───── Data shown ─────

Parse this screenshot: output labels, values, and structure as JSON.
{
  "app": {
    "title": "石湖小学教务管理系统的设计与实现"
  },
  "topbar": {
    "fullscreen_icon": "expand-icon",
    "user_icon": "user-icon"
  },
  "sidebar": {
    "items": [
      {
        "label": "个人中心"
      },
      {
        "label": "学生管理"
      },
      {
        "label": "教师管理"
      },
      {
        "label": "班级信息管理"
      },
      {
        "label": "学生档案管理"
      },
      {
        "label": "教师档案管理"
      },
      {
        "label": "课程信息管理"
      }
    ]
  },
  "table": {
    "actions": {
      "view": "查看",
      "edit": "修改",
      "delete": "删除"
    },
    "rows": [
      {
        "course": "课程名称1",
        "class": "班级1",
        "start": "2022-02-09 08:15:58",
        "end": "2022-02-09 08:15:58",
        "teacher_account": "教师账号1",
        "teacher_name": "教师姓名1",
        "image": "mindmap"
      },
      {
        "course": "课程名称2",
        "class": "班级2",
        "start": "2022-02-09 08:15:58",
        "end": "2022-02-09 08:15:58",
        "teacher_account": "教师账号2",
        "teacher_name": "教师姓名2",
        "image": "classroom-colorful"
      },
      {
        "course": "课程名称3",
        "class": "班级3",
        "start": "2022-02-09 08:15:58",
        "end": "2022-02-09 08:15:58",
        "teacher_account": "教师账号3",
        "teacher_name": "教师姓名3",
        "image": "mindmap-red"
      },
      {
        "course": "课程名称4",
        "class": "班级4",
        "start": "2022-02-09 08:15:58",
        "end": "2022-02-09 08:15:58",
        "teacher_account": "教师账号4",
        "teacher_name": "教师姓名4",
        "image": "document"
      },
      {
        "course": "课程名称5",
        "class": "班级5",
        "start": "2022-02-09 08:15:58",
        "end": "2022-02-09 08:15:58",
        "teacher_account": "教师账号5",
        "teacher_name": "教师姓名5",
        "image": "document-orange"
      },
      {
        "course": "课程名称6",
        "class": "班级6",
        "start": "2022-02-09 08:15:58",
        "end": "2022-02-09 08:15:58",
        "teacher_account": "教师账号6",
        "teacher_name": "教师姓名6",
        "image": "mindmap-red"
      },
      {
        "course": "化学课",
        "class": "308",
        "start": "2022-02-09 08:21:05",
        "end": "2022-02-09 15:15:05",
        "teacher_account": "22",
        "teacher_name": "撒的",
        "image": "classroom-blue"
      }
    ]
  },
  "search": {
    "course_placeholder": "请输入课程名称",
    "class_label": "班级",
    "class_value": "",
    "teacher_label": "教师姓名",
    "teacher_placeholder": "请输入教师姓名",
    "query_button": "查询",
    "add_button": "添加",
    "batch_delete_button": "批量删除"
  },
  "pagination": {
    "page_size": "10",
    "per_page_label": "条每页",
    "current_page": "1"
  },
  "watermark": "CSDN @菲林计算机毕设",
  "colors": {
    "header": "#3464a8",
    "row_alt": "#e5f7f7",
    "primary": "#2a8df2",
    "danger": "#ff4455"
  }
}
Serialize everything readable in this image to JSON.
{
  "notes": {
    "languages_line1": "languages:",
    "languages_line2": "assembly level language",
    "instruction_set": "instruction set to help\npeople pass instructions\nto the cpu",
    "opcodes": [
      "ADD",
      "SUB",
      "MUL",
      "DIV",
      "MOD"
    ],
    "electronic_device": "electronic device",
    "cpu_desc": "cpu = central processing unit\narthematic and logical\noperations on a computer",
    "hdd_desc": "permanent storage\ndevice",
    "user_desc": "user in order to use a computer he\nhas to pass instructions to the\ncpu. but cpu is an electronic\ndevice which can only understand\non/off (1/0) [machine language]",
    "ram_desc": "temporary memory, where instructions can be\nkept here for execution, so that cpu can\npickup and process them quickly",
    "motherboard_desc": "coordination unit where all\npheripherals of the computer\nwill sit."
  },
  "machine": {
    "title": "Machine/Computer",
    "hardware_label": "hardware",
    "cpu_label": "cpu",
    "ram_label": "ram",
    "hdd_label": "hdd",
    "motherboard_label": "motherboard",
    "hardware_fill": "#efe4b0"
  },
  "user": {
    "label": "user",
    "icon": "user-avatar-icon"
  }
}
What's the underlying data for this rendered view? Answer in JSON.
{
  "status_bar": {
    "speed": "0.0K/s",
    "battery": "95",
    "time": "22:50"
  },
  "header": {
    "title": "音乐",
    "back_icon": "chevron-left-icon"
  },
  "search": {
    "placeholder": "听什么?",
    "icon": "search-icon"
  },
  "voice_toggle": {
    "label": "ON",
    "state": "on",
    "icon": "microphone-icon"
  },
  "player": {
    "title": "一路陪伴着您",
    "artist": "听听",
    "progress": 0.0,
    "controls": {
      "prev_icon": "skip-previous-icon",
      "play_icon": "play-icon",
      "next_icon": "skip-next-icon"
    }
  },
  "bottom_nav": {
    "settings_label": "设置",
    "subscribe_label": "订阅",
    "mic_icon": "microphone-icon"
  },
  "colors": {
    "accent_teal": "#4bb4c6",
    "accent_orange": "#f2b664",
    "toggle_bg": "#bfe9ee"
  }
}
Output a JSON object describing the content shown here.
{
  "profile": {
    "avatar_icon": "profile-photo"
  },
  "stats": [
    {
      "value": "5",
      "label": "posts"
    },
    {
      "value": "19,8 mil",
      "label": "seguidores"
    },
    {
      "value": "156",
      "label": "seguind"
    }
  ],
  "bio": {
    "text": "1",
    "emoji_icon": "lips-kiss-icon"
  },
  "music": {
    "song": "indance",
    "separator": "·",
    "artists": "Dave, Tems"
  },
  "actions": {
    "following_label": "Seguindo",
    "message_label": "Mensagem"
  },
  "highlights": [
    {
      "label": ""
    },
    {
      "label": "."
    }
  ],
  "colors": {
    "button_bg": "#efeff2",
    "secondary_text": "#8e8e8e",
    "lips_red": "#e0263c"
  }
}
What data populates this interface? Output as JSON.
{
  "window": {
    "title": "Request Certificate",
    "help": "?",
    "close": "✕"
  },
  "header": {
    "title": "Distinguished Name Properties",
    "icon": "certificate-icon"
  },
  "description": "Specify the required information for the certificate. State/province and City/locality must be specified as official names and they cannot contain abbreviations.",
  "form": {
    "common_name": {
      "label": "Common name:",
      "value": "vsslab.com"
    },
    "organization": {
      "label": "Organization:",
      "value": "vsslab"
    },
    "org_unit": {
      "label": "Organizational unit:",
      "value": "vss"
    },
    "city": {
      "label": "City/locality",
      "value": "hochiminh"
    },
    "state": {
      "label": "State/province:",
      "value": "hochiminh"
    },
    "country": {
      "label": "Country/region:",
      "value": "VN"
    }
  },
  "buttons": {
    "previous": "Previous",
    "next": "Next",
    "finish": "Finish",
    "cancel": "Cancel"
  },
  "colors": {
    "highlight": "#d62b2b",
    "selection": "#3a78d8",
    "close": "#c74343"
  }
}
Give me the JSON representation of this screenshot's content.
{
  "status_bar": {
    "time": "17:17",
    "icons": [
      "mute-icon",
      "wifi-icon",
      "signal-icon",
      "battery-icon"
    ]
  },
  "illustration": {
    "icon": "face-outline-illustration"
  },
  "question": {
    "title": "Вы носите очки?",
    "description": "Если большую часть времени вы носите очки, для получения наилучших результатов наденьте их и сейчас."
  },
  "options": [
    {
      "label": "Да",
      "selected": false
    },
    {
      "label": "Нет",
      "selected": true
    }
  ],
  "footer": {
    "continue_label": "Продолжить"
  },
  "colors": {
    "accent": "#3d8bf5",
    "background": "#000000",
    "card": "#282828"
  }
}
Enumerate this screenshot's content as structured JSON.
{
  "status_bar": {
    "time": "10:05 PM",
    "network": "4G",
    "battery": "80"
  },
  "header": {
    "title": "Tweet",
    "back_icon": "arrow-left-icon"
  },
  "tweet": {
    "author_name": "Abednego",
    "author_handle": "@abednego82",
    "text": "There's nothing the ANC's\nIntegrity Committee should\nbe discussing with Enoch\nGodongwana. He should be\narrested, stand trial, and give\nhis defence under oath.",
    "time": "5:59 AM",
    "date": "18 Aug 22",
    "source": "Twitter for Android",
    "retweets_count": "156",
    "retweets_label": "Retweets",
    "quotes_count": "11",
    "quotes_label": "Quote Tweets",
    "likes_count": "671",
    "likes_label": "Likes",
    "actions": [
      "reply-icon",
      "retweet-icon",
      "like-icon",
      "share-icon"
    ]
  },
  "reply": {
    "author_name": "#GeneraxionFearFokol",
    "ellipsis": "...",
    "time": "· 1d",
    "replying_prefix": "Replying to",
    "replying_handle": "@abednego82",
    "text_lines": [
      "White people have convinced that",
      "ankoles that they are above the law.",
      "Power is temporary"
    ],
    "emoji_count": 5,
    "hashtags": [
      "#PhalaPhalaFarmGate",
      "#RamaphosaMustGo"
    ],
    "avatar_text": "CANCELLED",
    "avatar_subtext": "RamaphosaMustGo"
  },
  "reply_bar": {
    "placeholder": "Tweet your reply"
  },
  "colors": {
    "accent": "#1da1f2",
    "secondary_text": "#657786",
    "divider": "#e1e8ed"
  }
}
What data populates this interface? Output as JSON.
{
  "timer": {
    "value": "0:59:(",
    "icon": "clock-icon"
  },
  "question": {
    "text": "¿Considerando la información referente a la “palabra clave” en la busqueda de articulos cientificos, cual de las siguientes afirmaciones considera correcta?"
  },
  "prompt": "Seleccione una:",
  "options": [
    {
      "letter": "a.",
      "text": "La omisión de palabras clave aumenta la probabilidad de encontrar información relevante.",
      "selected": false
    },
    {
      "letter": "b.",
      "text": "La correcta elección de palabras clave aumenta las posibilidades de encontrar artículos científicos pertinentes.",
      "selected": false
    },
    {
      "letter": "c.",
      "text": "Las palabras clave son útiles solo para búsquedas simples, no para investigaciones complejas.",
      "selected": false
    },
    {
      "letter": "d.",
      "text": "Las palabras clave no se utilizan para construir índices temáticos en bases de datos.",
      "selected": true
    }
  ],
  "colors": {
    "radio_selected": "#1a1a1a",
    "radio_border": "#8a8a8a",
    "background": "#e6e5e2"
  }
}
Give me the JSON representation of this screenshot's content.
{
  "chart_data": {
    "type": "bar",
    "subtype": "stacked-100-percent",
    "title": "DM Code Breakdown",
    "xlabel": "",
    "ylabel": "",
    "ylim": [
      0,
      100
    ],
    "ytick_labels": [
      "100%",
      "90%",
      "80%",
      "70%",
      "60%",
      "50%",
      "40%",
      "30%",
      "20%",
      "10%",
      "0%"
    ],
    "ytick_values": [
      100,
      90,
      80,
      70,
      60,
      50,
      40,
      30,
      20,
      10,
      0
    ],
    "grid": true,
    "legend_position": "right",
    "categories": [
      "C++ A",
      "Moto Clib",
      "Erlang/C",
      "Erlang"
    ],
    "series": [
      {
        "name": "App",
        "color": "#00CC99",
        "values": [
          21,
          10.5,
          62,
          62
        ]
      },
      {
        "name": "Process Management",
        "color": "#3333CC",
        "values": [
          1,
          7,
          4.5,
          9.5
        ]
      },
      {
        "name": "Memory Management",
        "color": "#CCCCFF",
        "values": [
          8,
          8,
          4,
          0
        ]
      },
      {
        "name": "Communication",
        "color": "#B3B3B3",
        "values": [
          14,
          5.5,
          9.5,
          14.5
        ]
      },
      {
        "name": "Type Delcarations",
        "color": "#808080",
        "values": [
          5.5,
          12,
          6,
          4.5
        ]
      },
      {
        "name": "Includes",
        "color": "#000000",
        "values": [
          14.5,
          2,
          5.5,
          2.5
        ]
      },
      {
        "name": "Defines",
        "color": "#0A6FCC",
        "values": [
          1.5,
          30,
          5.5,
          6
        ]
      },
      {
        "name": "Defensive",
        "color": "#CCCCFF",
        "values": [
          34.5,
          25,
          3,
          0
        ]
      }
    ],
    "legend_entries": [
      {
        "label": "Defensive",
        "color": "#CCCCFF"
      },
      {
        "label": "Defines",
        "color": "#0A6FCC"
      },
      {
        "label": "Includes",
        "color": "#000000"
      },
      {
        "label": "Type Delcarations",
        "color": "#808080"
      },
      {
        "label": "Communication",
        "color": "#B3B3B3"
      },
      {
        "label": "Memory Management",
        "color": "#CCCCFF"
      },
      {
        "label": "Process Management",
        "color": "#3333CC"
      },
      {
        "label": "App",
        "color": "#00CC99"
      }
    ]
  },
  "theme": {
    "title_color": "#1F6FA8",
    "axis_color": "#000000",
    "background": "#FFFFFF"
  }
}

─────

● **Given problem**:
Every line that holds the word "previous" should be extracted.

● **In response**:
      "prev_icon": "skip-previous-icon",
    "previous": "Previous",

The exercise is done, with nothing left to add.